* _DATA SHOWN_:
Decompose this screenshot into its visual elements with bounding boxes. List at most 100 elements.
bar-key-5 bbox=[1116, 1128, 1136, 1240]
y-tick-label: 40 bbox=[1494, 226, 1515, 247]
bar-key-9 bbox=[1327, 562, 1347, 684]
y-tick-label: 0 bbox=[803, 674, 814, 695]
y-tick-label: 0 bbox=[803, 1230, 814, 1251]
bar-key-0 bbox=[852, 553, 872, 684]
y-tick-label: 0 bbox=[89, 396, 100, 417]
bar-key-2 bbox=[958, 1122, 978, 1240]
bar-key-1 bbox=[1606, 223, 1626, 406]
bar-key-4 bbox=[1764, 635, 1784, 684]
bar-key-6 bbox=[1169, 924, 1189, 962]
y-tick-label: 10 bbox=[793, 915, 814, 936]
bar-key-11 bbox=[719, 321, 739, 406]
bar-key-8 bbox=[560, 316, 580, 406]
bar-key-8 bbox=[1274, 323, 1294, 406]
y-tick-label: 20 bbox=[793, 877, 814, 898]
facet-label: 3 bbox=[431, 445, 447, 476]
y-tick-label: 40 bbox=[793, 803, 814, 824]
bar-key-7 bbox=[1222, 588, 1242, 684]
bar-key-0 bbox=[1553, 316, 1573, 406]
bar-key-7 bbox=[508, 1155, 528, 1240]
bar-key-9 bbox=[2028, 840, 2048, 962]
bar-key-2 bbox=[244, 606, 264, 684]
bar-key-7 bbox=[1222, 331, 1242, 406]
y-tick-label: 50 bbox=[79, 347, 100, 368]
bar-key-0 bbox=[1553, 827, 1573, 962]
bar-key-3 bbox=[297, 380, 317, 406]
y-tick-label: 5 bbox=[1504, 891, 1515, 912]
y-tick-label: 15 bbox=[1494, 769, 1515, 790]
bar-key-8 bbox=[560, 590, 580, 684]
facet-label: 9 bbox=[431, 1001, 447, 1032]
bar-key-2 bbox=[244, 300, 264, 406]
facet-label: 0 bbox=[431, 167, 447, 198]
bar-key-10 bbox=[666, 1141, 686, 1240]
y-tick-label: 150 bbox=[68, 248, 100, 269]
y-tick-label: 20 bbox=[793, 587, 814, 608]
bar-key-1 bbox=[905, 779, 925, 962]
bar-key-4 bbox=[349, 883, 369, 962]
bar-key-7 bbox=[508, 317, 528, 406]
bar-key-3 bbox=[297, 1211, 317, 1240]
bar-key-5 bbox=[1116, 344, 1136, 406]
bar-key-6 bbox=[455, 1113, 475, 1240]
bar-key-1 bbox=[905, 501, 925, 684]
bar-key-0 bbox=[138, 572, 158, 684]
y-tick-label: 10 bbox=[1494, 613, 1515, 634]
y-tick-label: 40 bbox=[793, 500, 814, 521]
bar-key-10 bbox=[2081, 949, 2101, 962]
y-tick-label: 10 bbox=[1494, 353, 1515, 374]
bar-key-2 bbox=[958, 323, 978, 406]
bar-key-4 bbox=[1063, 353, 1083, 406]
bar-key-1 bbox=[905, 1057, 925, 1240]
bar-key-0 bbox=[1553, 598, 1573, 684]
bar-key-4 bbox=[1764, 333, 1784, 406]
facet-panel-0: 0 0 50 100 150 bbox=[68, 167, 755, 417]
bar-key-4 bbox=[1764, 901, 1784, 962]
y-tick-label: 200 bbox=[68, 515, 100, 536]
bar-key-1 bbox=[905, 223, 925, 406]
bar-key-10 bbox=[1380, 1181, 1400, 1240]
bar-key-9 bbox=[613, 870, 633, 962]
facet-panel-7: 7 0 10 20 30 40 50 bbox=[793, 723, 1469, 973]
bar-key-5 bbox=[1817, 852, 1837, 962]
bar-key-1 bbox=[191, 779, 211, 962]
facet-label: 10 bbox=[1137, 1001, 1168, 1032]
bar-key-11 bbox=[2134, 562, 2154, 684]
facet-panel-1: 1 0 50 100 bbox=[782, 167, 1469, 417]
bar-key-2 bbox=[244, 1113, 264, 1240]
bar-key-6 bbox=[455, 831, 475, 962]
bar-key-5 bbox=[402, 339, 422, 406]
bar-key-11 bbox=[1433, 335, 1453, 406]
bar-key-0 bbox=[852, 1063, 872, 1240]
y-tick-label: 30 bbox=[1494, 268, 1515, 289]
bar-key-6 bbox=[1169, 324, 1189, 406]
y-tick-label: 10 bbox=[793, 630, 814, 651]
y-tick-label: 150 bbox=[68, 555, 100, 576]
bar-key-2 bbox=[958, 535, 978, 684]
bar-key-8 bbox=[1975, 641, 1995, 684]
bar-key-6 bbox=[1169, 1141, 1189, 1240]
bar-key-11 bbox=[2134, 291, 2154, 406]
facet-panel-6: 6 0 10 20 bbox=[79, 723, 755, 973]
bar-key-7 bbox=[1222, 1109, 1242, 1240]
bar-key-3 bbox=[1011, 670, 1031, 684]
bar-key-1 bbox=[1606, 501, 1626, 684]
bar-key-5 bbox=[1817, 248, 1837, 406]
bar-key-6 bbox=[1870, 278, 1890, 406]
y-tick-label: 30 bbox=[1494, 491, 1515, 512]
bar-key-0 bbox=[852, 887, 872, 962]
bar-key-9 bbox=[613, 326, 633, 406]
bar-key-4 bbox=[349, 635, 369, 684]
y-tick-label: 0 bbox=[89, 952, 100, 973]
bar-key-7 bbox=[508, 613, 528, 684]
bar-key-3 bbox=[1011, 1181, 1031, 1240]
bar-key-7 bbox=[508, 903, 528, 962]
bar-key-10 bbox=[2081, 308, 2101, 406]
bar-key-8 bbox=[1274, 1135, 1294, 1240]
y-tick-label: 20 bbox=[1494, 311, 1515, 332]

* _THE PROBLEM_: Please rewrite all the records above with "facet-label" replaced by "panel-title" wherever it appears, leaving everything else unchanged.

* _SOLUTION TO THIS PROBLEM_:
Decompose this screenshot into its visual elements with bounding boxes. List at most 100 elements.
bar-key-5 bbox=[1116, 1128, 1136, 1240]
y-tick-label: 40 bbox=[1494, 226, 1515, 247]
bar-key-9 bbox=[1327, 562, 1347, 684]
y-tick-label: 0 bbox=[803, 674, 814, 695]
y-tick-label: 0 bbox=[803, 1230, 814, 1251]
bar-key-0 bbox=[852, 553, 872, 684]
y-tick-label: 0 bbox=[89, 396, 100, 417]
bar-key-2 bbox=[958, 1122, 978, 1240]
bar-key-1 bbox=[1606, 223, 1626, 406]
bar-key-4 bbox=[1764, 635, 1784, 684]
bar-key-6 bbox=[1169, 924, 1189, 962]
y-tick-label: 10 bbox=[793, 915, 814, 936]
bar-key-11 bbox=[719, 321, 739, 406]
bar-key-8 bbox=[560, 316, 580, 406]
bar-key-8 bbox=[1274, 323, 1294, 406]
y-tick-label: 20 bbox=[793, 877, 814, 898]
panel-title: 3 bbox=[431, 445, 447, 476]
y-tick-label: 40 bbox=[793, 803, 814, 824]
bar-key-7 bbox=[1222, 588, 1242, 684]
bar-key-0 bbox=[1553, 316, 1573, 406]
bar-key-7 bbox=[508, 1155, 528, 1240]
bar-key-9 bbox=[2028, 840, 2048, 962]
bar-key-2 bbox=[244, 606, 264, 684]
bar-key-7 bbox=[1222, 331, 1242, 406]
y-tick-label: 50 bbox=[79, 347, 100, 368]
bar-key-0 bbox=[1553, 827, 1573, 962]
bar-key-3 bbox=[297, 380, 317, 406]
y-tick-label: 5 bbox=[1504, 891, 1515, 912]
y-tick-label: 15 bbox=[1494, 769, 1515, 790]
bar-key-8 bbox=[560, 590, 580, 684]
panel-title: 9 bbox=[431, 1001, 447, 1032]
bar-key-2 bbox=[244, 300, 264, 406]
panel-title: 0 bbox=[431, 167, 447, 198]
bar-key-10 bbox=[666, 1141, 686, 1240]
y-tick-label: 150 bbox=[68, 248, 100, 269]
y-tick-label: 20 bbox=[793, 587, 814, 608]
bar-key-1 bbox=[905, 779, 925, 962]
bar-key-4 bbox=[349, 883, 369, 962]
bar-key-7 bbox=[508, 317, 528, 406]
bar-key-3 bbox=[297, 1211, 317, 1240]
bar-key-5 bbox=[1116, 344, 1136, 406]
bar-key-6 bbox=[455, 1113, 475, 1240]
bar-key-1 bbox=[905, 501, 925, 684]
bar-key-0 bbox=[138, 572, 158, 684]
y-tick-label: 10 bbox=[1494, 613, 1515, 634]
y-tick-label: 40 bbox=[793, 500, 814, 521]
bar-key-10 bbox=[2081, 949, 2101, 962]
y-tick-label: 10 bbox=[1494, 353, 1515, 374]
bar-key-2 bbox=[958, 323, 978, 406]
bar-key-4 bbox=[1063, 353, 1083, 406]
bar-key-1 bbox=[905, 1057, 925, 1240]
bar-key-0 bbox=[1553, 598, 1573, 684]
bar-key-4 bbox=[1764, 333, 1784, 406]
facet-panel-0: 0 0 50 100 150 bbox=[68, 167, 755, 417]
bar-key-4 bbox=[1764, 901, 1784, 962]
y-tick-label: 200 bbox=[68, 515, 100, 536]
bar-key-1 bbox=[905, 223, 925, 406]
bar-key-10 bbox=[1380, 1181, 1400, 1240]
bar-key-9 bbox=[613, 870, 633, 962]
facet-panel-7: 7 0 10 20 30 40 50 bbox=[793, 723, 1469, 973]
bar-key-5 bbox=[1817, 852, 1837, 962]
bar-key-1 bbox=[191, 779, 211, 962]
panel-title: 10 bbox=[1137, 1001, 1168, 1032]
bar-key-11 bbox=[2134, 562, 2154, 684]
facet-panel-1: 1 0 50 100 bbox=[782, 167, 1469, 417]
bar-key-2 bbox=[244, 1113, 264, 1240]
bar-key-6 bbox=[455, 831, 475, 962]
bar-key-5 bbox=[402, 339, 422, 406]
bar-key-11 bbox=[1433, 335, 1453, 406]
bar-key-0 bbox=[852, 1063, 872, 1240]
y-tick-label: 30 bbox=[1494, 268, 1515, 289]
bar-key-6 bbox=[1169, 324, 1189, 406]
y-tick-label: 10 bbox=[793, 630, 814, 651]
y-tick-label: 150 bbox=[68, 555, 100, 576]
bar-key-2 bbox=[958, 535, 978, 684]
bar-key-8 bbox=[1975, 641, 1995, 684]
bar-key-6 bbox=[1169, 1141, 1189, 1240]
bar-key-11 bbox=[2134, 291, 2154, 406]
facet-panel-6: 6 0 10 20 bbox=[79, 723, 755, 973]
bar-key-7 bbox=[1222, 1109, 1242, 1240]
bar-key-3 bbox=[1011, 670, 1031, 684]
bar-key-1 bbox=[1606, 501, 1626, 684]
bar-key-5 bbox=[1817, 248, 1837, 406]
bar-key-6 bbox=[1870, 278, 1890, 406]
y-tick-label: 30 bbox=[1494, 491, 1515, 512]
bar-key-0 bbox=[852, 887, 872, 962]
bar-key-9 bbox=[613, 326, 633, 406]
bar-key-4 bbox=[349, 635, 369, 684]
y-tick-label: 0 bbox=[89, 952, 100, 973]
bar-key-7 bbox=[508, 613, 528, 684]
bar-key-3 bbox=[1011, 1181, 1031, 1240]
bar-key-7 bbox=[508, 903, 528, 962]
bar-key-10 bbox=[2081, 308, 2101, 406]
bar-key-8 bbox=[1274, 1135, 1294, 1240]
y-tick-label: 20 bbox=[1494, 311, 1515, 332]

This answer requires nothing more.